● **Extracted information**:

= = = = = = =

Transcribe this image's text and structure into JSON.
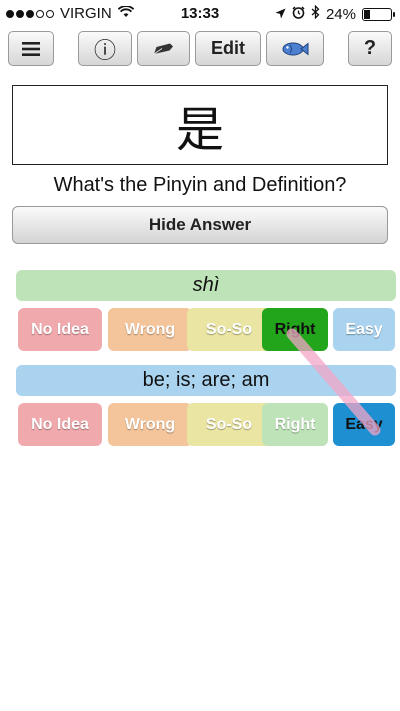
{
  "status_bar": {
    "carrier": "VIRGIN",
    "time": "13:33",
    "battery": "24%",
    "signal_icon": "signal-dots-icon",
    "wifi_icon": "wifi-icon",
    "location_icon": "location-arrow-icon",
    "alarm_icon": "alarm-clock-icon",
    "bluetooth_icon": "bluetooth-icon",
    "battery_icon": "battery-icon"
  },
  "toolbar": {
    "menu_icon": "menu-icon",
    "info_label": "ⓘ",
    "pen_icon": "pen-nib-icon",
    "edit_label": "Edit",
    "fish_icon": "fish-icon",
    "help_label": "?"
  },
  "card": {
    "character": "是",
    "question": "What's the Pinyin and Definition?",
    "hide_answer_label": "Hide Answer"
  },
  "pinyin": {
    "answer": "shì",
    "grades": [
      "No Idea",
      "Wrong",
      "So-So",
      "Right",
      "Easy"
    ],
    "selected": "Right"
  },
  "definition": {
    "answer": "be; is; are; am",
    "grades": [
      "No Idea",
      "Wrong",
      "So-So",
      "Right",
      "Easy"
    ],
    "selected": "Easy"
  },
  "colors": {
    "no_idea": "#f0a9ad",
    "wrong": "#f4c49a",
    "so_so": "#eae5a3",
    "right": "#bfe3b8",
    "right_selected": "#22a51a",
    "easy": "#a9d3ee",
    "easy_selected": "#1e8fd1"
  }
}
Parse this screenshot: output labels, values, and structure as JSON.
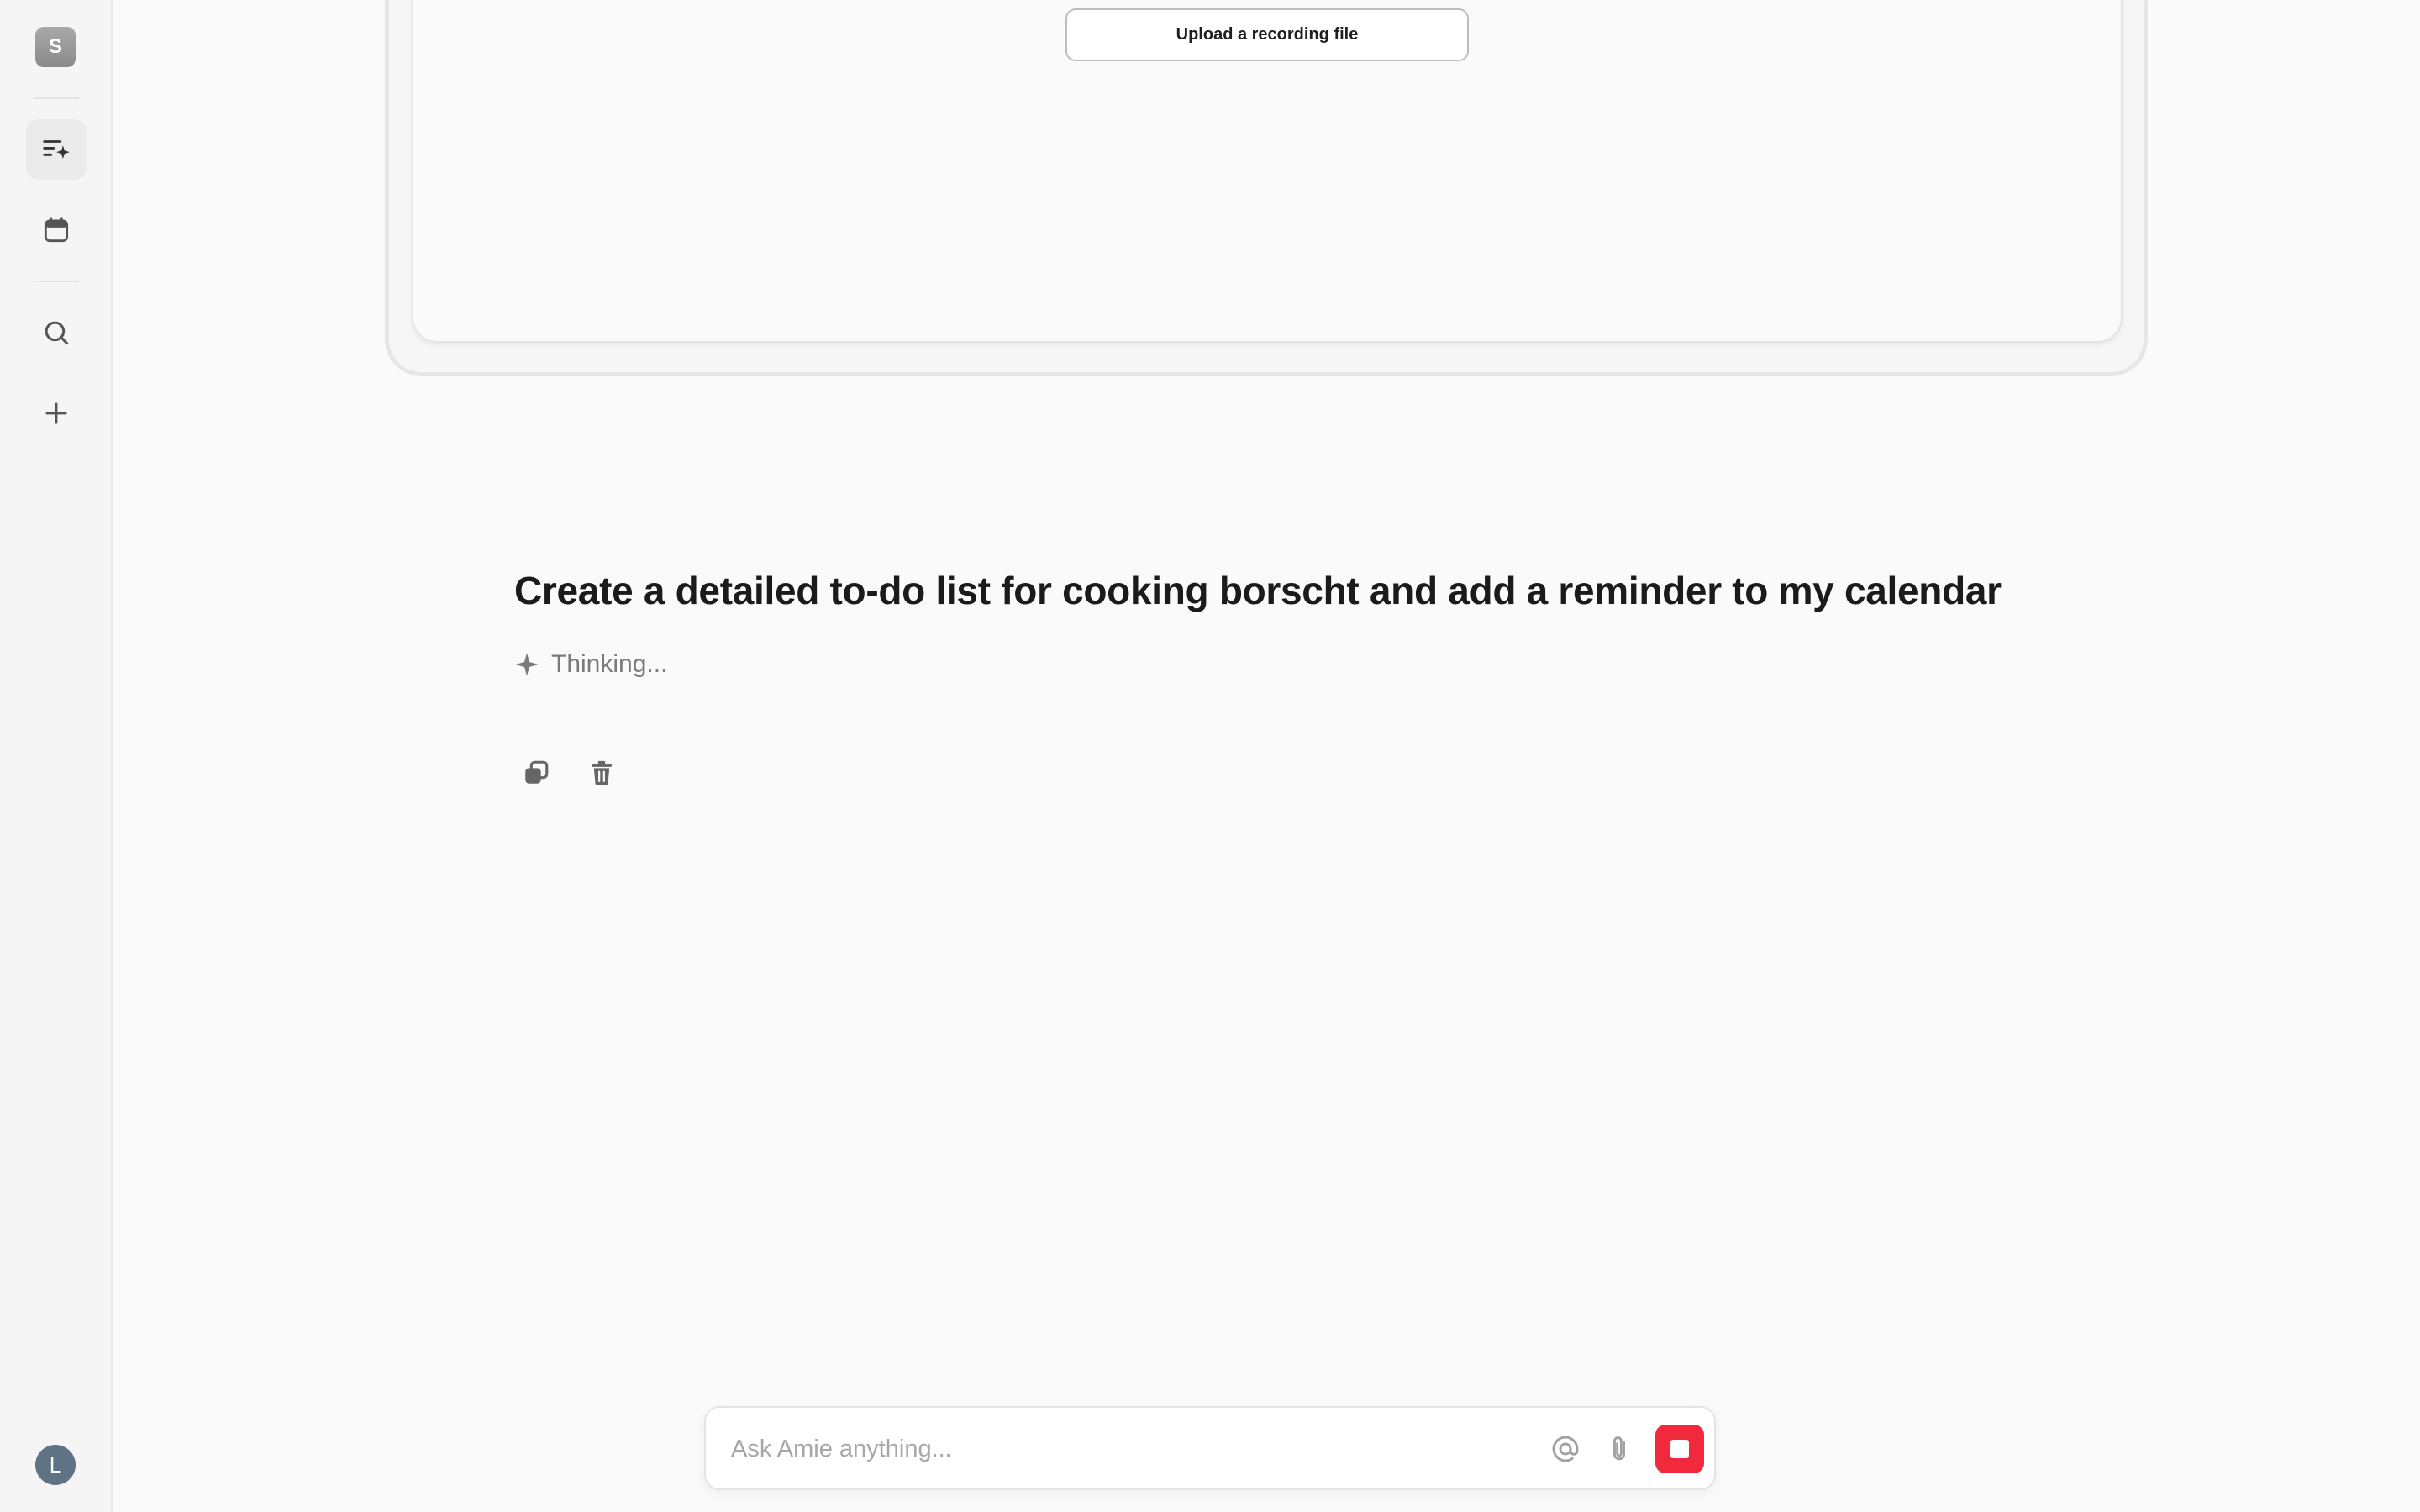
{
  "sidebar": {
    "workspace_initial": "S",
    "items": [
      {
        "name": "ai-tasks",
        "icon": "sparkle-list-icon",
        "active": true
      },
      {
        "name": "calendar",
        "icon": "calendar-icon",
        "active": false
      },
      {
        "name": "search",
        "icon": "search-icon",
        "active": false
      },
      {
        "name": "new",
        "icon": "plus-icon",
        "active": false
      }
    ],
    "user_initial": "L"
  },
  "recording_card": {
    "upload_label": "Upload a recording file"
  },
  "conversation": {
    "prompt": "Create a detailed to-do list for cooking borscht and add a reminder to my calendar",
    "status": "Thinking..."
  },
  "composer": {
    "placeholder": "Ask Amie anything...",
    "stop_color": "#f2283c"
  }
}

= = = = = = =

● **Short task**: Exclude the images and reproduce the remaining data exactly.

● **Written reply**:
Transcribe this image's text and structure into JSON.
{
  "status_bar": {
    "carrier": "VIRGIN",
    "time": "13:33",
    "battery": "24%",
    "signal_icon": "signal-dots-icon",
    "wifi_icon": "wifi-icon",
    "location_icon": "location-arrow-icon",
    "alarm_icon": "alarm-clock-icon",
    "bluetooth_icon": "bluetooth-icon",
    "battery_icon": "battery-icon"
  },
  "toolbar": {
    "menu_icon": "menu-icon",
    "info_label": "ⓘ",
    "pen_icon": "pen-nib-icon",
    "edit_label": "Edit",
    "fish_icon": "fish-icon",
    "help_label": "?"
  },
  "card": {
    "character": "是",
    "question": "What's the Pinyin and Definition?",
    "hide_answer_label": "Hide Answer"
  },
  "pinyin": {
    "answer": "shì",
    "grades": [
      "No Idea",
      "Wrong",
      "So-So",
      "Right",
      "Easy"
    ],
    "selected": "Right"
  },
  "definition": {
    "answer": "be; is; are; am",
    "grades": [
      "No Idea",
      "Wrong",
      "So-So",
      "Right",
      "Easy"
    ],
    "selected": "Easy"
  },
  "colors": {
    "no_idea": "#f0a9ad",
    "wrong": "#f4c49a",
    "so_so": "#eae5a3",
    "right": "#bfe3b8",
    "right_selected": "#22a51a",
    "easy": "#a9d3ee",
    "easy_selected": "#1e8fd1"
  }
}
Parse this screenshot: output labels, values, and structure as JSON.
{
  "sidebar": {
    "workspace_initial": "S",
    "items": [
      {
        "name": "ai-tasks",
        "icon": "sparkle-list-icon",
        "active": true
      },
      {
        "name": "calendar",
        "icon": "calendar-icon",
        "active": false
      },
      {
        "name": "search",
        "icon": "search-icon",
        "active": false
      },
      {
        "name": "new",
        "icon": "plus-icon",
        "active": false
      }
    ],
    "user_initial": "L"
  },
  "recording_card": {
    "upload_label": "Upload a recording file"
  },
  "conversation": {
    "prompt": "Create a detailed to-do list for cooking borscht and add a reminder to my calendar",
    "status": "Thinking..."
  },
  "composer": {
    "placeholder": "Ask Amie anything...",
    "stop_color": "#f2283c"
  }
}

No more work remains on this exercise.